__WORK TO DO__:
Reproduce the material below in full, renaming every "data-label" to "value-label" and leaving everything else unchanged.

Layout element entries:
====

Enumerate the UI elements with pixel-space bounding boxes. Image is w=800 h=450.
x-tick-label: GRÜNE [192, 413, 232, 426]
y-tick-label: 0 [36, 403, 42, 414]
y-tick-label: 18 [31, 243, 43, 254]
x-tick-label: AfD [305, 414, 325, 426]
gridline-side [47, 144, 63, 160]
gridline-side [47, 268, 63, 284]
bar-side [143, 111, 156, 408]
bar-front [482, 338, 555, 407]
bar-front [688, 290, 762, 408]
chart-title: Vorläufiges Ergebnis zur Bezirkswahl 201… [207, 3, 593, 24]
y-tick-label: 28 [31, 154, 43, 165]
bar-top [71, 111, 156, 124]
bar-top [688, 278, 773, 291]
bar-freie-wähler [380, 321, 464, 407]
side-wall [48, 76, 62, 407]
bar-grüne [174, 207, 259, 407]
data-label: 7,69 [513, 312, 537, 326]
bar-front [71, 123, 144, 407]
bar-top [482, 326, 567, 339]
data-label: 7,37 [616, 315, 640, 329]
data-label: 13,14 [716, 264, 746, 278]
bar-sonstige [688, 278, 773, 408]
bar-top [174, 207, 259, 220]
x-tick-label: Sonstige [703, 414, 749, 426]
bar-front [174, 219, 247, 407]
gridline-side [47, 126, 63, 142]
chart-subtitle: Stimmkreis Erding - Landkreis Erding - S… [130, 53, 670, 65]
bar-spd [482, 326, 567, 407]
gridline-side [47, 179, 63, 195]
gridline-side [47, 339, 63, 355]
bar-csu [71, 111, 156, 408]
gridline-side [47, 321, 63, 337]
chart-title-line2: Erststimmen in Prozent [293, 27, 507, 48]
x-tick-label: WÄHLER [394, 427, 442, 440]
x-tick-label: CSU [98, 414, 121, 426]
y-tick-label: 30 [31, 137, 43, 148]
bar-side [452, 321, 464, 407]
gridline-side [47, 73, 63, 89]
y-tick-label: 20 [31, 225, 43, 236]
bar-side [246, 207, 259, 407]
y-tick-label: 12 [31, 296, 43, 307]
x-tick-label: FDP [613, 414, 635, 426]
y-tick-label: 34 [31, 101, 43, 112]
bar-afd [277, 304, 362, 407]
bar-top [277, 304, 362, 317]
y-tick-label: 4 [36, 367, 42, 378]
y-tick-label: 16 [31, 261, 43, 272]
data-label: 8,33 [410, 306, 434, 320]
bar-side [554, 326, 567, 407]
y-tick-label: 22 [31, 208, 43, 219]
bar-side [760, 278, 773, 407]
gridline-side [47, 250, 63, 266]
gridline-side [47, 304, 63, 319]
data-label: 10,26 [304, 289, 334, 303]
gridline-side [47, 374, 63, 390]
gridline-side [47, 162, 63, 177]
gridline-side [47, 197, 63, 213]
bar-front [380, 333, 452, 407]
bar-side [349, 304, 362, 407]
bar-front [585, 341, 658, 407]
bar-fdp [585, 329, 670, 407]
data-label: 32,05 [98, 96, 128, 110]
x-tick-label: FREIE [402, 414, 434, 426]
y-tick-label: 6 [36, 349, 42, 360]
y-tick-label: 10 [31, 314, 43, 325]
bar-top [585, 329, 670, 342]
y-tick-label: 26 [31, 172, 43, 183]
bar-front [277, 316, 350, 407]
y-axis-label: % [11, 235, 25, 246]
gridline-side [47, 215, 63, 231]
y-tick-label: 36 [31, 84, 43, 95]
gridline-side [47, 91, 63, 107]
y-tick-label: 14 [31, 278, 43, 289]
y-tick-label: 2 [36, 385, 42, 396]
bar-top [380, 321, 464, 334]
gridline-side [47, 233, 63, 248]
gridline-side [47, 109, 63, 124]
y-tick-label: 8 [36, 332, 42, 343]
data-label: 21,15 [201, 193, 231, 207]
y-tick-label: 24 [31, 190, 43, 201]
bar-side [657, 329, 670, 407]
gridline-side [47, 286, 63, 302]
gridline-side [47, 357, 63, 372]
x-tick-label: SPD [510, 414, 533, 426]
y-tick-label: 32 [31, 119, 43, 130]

====

__RESPONSE__:
Enumerate the UI elements with pixel-space bounding boxes. Image is w=800 h=450.
x-tick-label: GRÜNE [192, 413, 232, 426]
y-tick-label: 0 [36, 403, 42, 414]
y-tick-label: 18 [31, 243, 43, 254]
x-tick-label: AfD [305, 414, 325, 426]
gridline-side [47, 144, 63, 160]
gridline-side [47, 268, 63, 284]
bar-side [143, 111, 156, 408]
bar-front [482, 338, 555, 407]
bar-front [688, 290, 762, 408]
chart-title: Vorläufiges Ergebnis zur Bezirkswahl 201… [207, 3, 593, 24]
y-tick-label: 28 [31, 154, 43, 165]
bar-top [71, 111, 156, 124]
bar-top [688, 278, 773, 291]
bar-freie-wähler [380, 321, 464, 407]
side-wall [48, 76, 62, 407]
bar-grüne [174, 207, 259, 407]
value-label: 7,69 [513, 312, 537, 326]
bar-front [71, 123, 144, 407]
bar-top [482, 326, 567, 339]
value-label: 7,37 [616, 315, 640, 329]
value-label: 13,14 [716, 264, 746, 278]
bar-sonstige [688, 278, 773, 408]
bar-top [174, 207, 259, 220]
x-tick-label: Sonstige [703, 414, 749, 426]
bar-front [174, 219, 247, 407]
gridline-side [47, 126, 63, 142]
chart-subtitle: Stimmkreis Erding - Landkreis Erding - S… [130, 53, 670, 65]
bar-spd [482, 326, 567, 407]
gridline-side [47, 179, 63, 195]
gridline-side [47, 339, 63, 355]
bar-csu [71, 111, 156, 408]
gridline-side [47, 321, 63, 337]
chart-title-line2: Erststimmen in Prozent [293, 27, 507, 48]
x-tick-label: WÄHLER [394, 427, 442, 440]
x-tick-label: CSU [98, 414, 121, 426]
y-tick-label: 30 [31, 137, 43, 148]
bar-side [452, 321, 464, 407]
gridline-side [47, 73, 63, 89]
y-tick-label: 20 [31, 225, 43, 236]
bar-side [246, 207, 259, 407]
y-tick-label: 12 [31, 296, 43, 307]
x-tick-label: FDP [613, 414, 635, 426]
y-tick-label: 34 [31, 101, 43, 112]
bar-afd [277, 304, 362, 407]
bar-top [277, 304, 362, 317]
y-tick-label: 4 [36, 367, 42, 378]
y-tick-label: 16 [31, 261, 43, 272]
value-label: 8,33 [410, 306, 434, 320]
bar-side [554, 326, 567, 407]
y-tick-label: 22 [31, 208, 43, 219]
bar-side [760, 278, 773, 407]
gridline-side [47, 250, 63, 266]
gridline-side [47, 304, 63, 319]
value-label: 10,26 [304, 289, 334, 303]
gridline-side [47, 374, 63, 390]
gridline-side [47, 162, 63, 177]
gridline-side [47, 197, 63, 213]
bar-front [380, 333, 452, 407]
bar-side [349, 304, 362, 407]
bar-front [585, 341, 658, 407]
bar-fdp [585, 329, 670, 407]
value-label: 32,05 [98, 96, 128, 110]
x-tick-label: FREIE [402, 414, 434, 426]
y-tick-label: 6 [36, 349, 42, 360]
y-tick-label: 10 [31, 314, 43, 325]
bar-top [585, 329, 670, 342]
y-tick-label: 26 [31, 172, 43, 183]
bar-front [277, 316, 350, 407]
y-axis-label: % [11, 235, 25, 246]
gridline-side [47, 215, 63, 231]
y-tick-label: 36 [31, 84, 43, 95]
gridline-side [47, 91, 63, 107]
y-tick-label: 14 [31, 278, 43, 289]
y-tick-label: 2 [36, 385, 42, 396]
bar-top [380, 321, 464, 334]
gridline-side [47, 233, 63, 248]
gridline-side [47, 109, 63, 124]
y-tick-label: 8 [36, 332, 42, 343]
value-label: 21,15 [201, 193, 231, 207]
y-tick-label: 24 [31, 190, 43, 201]
bar-side [657, 329, 670, 407]
gridline-side [47, 286, 63, 302]
gridline-side [47, 357, 63, 372]
x-tick-label: SPD [510, 414, 533, 426]
y-tick-label: 32 [31, 119, 43, 130]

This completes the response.